DIRECTION ::
Please copy all the lines that follow, word for word.
begin ENTRIES PROVIDED
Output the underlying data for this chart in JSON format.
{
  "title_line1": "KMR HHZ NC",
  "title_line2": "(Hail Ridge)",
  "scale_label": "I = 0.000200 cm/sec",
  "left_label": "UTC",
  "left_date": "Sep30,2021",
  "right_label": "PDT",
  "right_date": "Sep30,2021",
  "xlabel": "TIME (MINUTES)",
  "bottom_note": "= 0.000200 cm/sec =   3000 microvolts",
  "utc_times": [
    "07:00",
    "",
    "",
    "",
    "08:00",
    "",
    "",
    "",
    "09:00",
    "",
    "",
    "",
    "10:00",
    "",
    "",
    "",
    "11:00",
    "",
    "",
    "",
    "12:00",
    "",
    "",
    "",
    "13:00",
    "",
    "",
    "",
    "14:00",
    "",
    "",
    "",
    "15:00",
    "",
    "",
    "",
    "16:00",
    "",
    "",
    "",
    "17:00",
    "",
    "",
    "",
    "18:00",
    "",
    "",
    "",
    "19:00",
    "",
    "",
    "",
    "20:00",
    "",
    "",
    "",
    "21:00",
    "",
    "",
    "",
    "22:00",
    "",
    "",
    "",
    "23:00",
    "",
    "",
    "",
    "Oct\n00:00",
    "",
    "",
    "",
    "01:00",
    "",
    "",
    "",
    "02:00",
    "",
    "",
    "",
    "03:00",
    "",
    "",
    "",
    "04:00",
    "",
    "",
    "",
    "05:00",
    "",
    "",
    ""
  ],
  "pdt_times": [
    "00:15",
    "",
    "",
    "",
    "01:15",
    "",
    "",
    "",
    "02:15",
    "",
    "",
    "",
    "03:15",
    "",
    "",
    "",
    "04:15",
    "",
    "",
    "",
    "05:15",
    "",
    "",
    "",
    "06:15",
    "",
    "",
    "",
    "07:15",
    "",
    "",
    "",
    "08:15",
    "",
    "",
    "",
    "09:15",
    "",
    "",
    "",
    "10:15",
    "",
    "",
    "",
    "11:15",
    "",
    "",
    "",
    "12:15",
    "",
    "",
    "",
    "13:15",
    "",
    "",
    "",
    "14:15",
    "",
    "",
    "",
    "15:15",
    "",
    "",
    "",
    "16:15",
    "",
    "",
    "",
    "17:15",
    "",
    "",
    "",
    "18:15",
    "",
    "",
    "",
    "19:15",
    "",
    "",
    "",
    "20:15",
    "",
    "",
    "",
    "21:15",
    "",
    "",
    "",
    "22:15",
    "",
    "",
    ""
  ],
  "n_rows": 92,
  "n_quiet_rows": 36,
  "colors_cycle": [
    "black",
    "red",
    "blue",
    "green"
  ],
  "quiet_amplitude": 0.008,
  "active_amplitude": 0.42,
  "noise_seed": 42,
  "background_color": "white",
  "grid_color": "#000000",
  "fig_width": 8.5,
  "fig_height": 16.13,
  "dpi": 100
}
end ENTRIES PROVIDED
WRITTEN ANSWER ::
Output the underlying data for this chart in JSON format.
{
  "title_line1": "KMR HHZ NC",
  "title_line2": "(Hail Ridge)",
  "scale_label": "I = 0.000200 cm/sec",
  "left_label": "UTC",
  "left_date": "Sep30,2021",
  "right_label": "PDT",
  "right_date": "Sep30,2021",
  "xlabel": "TIME (MINUTES)",
  "bottom_note": "= 0.000200 cm/sec =   3000 microvolts",
  "utc_times": [
    "07:00",
    "",
    "",
    "",
    "08:00",
    "",
    "",
    "",
    "09:00",
    "",
    "",
    "",
    "10:00",
    "",
    "",
    "",
    "11:00",
    "",
    "",
    "",
    "12:00",
    "",
    "",
    "",
    "13:00",
    "",
    "",
    "",
    "14:00",
    "",
    "",
    "",
    "15:00",
    "",
    "",
    "",
    "16:00",
    "",
    "",
    "",
    "17:00",
    "",
    "",
    "",
    "18:00",
    "",
    "",
    "",
    "19:00",
    "",
    "",
    "",
    "20:00",
    "",
    "",
    "",
    "21:00",
    "",
    "",
    "",
    "22:00",
    "",
    "",
    "",
    "23:00",
    "",
    "",
    "",
    "Oct\n00:00",
    "",
    "",
    "",
    "01:00",
    "",
    "",
    "",
    "02:00",
    "",
    "",
    "",
    "03:00",
    "",
    "",
    "",
    "04:00",
    "",
    "",
    "",
    "05:00",
    "",
    "",
    ""
  ],
  "pdt_times": [
    "00:15",
    "",
    "",
    "",
    "01:15",
    "",
    "",
    "",
    "02:15",
    "",
    "",
    "",
    "03:15",
    "",
    "",
    "",
    "04:15",
    "",
    "",
    "",
    "05:15",
    "",
    "",
    "",
    "06:15",
    "",
    "",
    "",
    "07:15",
    "",
    "",
    "",
    "08:15",
    "",
    "",
    "",
    "09:15",
    "",
    "",
    "",
    "10:15",
    "",
    "",
    "",
    "11:15",
    "",
    "",
    "",
    "12:15",
    "",
    "",
    "",
    "13:15",
    "",
    "",
    "",
    "14:15",
    "",
    "",
    "",
    "15:15",
    "",
    "",
    "",
    "16:15",
    "",
    "",
    "",
    "17:15",
    "",
    "",
    "",
    "18:15",
    "",
    "",
    "",
    "19:15",
    "",
    "",
    "",
    "20:15",
    "",
    "",
    "",
    "21:15",
    "",
    "",
    "",
    "22:15",
    "",
    "",
    ""
  ],
  "n_rows": 92,
  "n_quiet_rows": 36,
  "colors_cycle": [
    "black",
    "red",
    "blue",
    "green"
  ],
  "quiet_amplitude": 0.008,
  "active_amplitude": 0.42,
  "noise_seed": 42,
  "background_color": "white",
  "grid_color": "#000000",
  "fig_width": 8.5,
  "fig_height": 16.13,
  "dpi": 100
}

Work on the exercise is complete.